Raw records:
● ● ● ● ● ● ●

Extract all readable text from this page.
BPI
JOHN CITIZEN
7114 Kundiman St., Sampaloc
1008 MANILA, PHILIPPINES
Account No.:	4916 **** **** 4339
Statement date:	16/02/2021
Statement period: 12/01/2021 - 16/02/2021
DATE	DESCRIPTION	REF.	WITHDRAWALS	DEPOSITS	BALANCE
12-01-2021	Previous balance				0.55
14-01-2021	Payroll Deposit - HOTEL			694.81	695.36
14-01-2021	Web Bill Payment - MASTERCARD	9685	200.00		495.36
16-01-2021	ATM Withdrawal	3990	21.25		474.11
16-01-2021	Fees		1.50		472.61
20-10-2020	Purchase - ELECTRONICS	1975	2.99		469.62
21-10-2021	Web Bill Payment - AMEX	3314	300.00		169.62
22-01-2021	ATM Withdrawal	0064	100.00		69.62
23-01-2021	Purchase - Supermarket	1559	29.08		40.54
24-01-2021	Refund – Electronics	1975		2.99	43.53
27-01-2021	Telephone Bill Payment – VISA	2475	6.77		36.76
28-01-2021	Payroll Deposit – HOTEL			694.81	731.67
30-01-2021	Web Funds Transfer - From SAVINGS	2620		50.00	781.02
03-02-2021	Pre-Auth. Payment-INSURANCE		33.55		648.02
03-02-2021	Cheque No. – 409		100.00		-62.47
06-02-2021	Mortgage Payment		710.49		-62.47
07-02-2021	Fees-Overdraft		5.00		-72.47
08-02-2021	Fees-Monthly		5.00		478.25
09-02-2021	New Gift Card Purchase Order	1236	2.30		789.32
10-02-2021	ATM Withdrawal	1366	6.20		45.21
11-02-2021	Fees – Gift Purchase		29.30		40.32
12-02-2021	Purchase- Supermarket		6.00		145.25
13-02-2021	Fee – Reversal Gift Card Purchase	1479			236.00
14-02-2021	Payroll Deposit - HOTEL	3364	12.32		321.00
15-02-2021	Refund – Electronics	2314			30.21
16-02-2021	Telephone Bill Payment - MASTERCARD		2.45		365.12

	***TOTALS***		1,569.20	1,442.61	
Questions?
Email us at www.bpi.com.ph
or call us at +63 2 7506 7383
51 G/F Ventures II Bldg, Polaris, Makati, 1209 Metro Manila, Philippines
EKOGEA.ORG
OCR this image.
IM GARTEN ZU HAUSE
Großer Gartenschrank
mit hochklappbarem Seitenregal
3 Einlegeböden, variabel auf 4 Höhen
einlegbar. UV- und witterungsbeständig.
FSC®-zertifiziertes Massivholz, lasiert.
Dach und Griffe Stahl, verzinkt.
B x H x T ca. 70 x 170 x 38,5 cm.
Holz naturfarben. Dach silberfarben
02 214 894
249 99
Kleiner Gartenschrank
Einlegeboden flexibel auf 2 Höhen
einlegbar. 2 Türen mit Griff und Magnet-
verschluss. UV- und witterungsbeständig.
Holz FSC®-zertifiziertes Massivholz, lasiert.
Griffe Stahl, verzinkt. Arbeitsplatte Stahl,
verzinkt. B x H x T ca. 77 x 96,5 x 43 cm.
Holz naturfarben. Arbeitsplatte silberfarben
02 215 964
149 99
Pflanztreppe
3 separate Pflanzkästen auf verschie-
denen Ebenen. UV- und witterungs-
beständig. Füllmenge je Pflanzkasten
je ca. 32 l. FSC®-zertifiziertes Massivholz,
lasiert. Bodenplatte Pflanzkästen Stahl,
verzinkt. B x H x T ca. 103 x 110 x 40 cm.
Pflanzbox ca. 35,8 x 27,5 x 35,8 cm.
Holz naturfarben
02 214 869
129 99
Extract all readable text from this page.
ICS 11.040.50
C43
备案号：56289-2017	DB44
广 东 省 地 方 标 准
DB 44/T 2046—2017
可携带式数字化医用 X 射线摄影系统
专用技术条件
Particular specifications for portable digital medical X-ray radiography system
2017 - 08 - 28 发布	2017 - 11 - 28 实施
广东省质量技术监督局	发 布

● ● ● ● ● ● ●

● WRITTEN INSTRUCTION:
Within the data above, count the lines that contain the string "Arbeitsplatte"; the reply is the number alone.

● TASK RESULT:
2